■ TEXT SECTION ■
-*-*-
Perhaps this should be updated? TBH, I don't know why this is even useful.

> +       .major              = 1,
> +       .minor              = 0,
> +       .patchlevel         = 0,
> +
> +       .prime_fd_to_handle = drm_gem_prime_fd_to_handle,
> +       .gem_prime_import   = drm_gem_prime_import,
> +       .gem_prime_import_sg_table = lima_gem_prime_import_sg_table,
> +       .prime_handle_to_fd = drm_gem_prime_handle_to_fd,
> +       .gem_prime_export   = drm_gem_prime_export,

import and export don't have to be set if you use the defaults.

> +       .gem_prime_res_obj  = lima_gem_prime_res_obj,
> +       .gem_prime_get_sg_table = lima_gem_prime_get_sg_table,
> +       .gem_prime_vmap = lima_gem_prime_vmap,
> +       .gem_prime_vunmap = lima_gem_prime_vunmap,
> +       .gem_prime_mmap = lima_gem_prime_mmap,
> +};
> +

> +int lima_gem_wait(struct drm_file *file, u32 handle, u32 op, u64 timeout_ns)
-*-*-
■ TASK 1 ■
Please list every function name beginning with "lima_" that is assigned to a field in the code review excerpt.
■ TASK 2 ■
Summarize the code review excerpt in two sentences.

■ COLLECTED DATA ■
-*-*-
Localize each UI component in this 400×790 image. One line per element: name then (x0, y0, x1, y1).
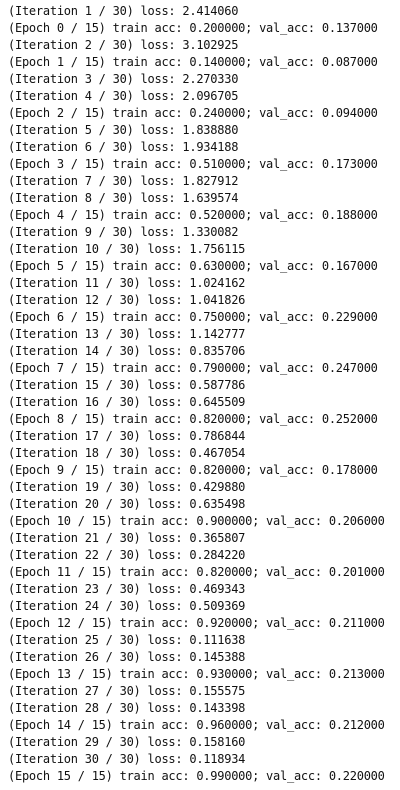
-*-*-
■ FINAL RESULT 1 ■
lima_gem_prime_import_sg_table, lima_gem_prime_res_obj, lima_gem_prime_get_sg_table, lima_gem_prime_vmap, lima_gem_prime_vunmap, lima_gem_prime_mmap

■ FINAL RESULT 2 ■
The writer asks whether something in the quoted code should be updated and admits not knowing why it is even useful. The writer also points out that import and export don't have to be set if the defaults are used.